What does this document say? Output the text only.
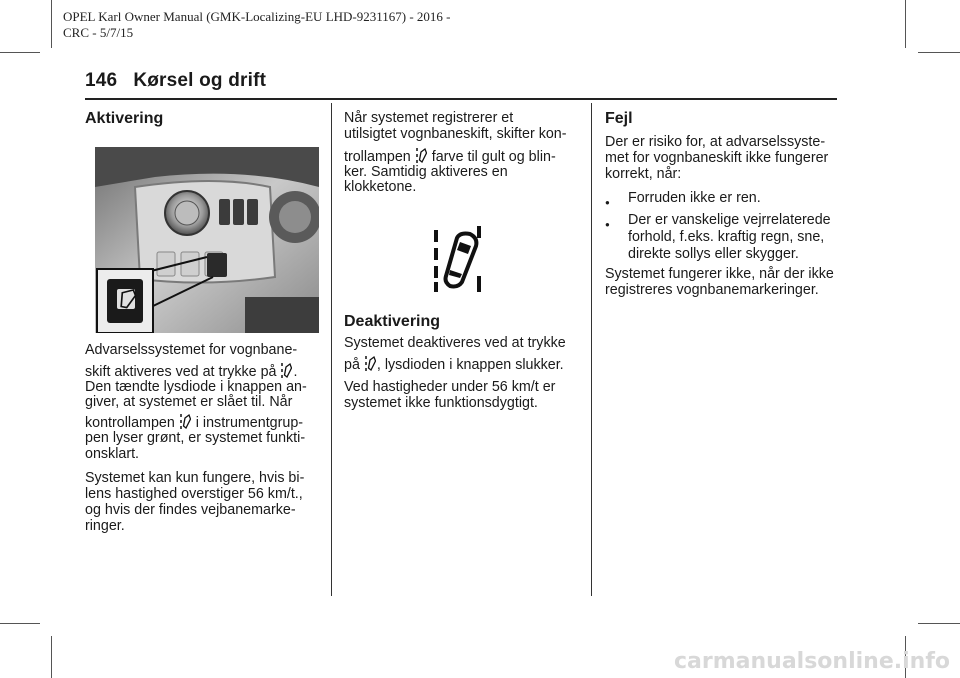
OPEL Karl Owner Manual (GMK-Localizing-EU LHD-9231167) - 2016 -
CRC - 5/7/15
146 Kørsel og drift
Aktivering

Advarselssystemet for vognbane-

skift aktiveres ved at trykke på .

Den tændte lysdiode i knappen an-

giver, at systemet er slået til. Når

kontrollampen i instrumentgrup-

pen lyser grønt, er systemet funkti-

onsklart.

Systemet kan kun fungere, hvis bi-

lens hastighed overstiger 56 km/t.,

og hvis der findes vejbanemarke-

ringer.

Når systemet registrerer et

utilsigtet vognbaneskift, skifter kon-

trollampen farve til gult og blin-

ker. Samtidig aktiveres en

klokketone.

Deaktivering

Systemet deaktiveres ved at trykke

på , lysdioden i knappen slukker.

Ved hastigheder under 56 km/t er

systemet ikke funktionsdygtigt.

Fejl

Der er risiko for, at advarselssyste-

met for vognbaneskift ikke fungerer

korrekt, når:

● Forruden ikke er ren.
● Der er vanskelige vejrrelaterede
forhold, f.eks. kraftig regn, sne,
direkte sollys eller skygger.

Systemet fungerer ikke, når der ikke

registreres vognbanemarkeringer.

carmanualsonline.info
-------------------------
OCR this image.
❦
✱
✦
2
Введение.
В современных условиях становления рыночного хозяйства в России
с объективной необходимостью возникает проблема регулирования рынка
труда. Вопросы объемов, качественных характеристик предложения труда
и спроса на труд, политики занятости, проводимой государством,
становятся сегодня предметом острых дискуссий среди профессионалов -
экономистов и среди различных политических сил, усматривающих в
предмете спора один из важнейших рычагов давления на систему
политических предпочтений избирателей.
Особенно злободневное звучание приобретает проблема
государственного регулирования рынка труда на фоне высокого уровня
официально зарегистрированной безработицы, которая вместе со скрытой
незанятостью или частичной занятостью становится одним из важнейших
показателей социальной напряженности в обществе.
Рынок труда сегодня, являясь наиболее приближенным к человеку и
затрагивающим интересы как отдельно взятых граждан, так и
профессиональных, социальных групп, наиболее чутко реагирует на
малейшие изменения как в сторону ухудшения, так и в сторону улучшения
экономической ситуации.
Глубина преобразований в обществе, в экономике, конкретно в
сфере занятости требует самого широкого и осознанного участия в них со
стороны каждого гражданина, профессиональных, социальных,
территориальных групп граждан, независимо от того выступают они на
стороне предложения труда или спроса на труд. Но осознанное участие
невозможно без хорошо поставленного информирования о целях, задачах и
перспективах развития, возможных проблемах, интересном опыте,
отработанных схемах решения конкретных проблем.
-------------------------
**Given request**
Find all the lines containing "наиболее" in the material, then copy them.

**Reply to the task**
Рынок труда сегодня, являясь наиболее приближенным к человеку и
профессиональных, социальных групп, наиболее чутко реагирует на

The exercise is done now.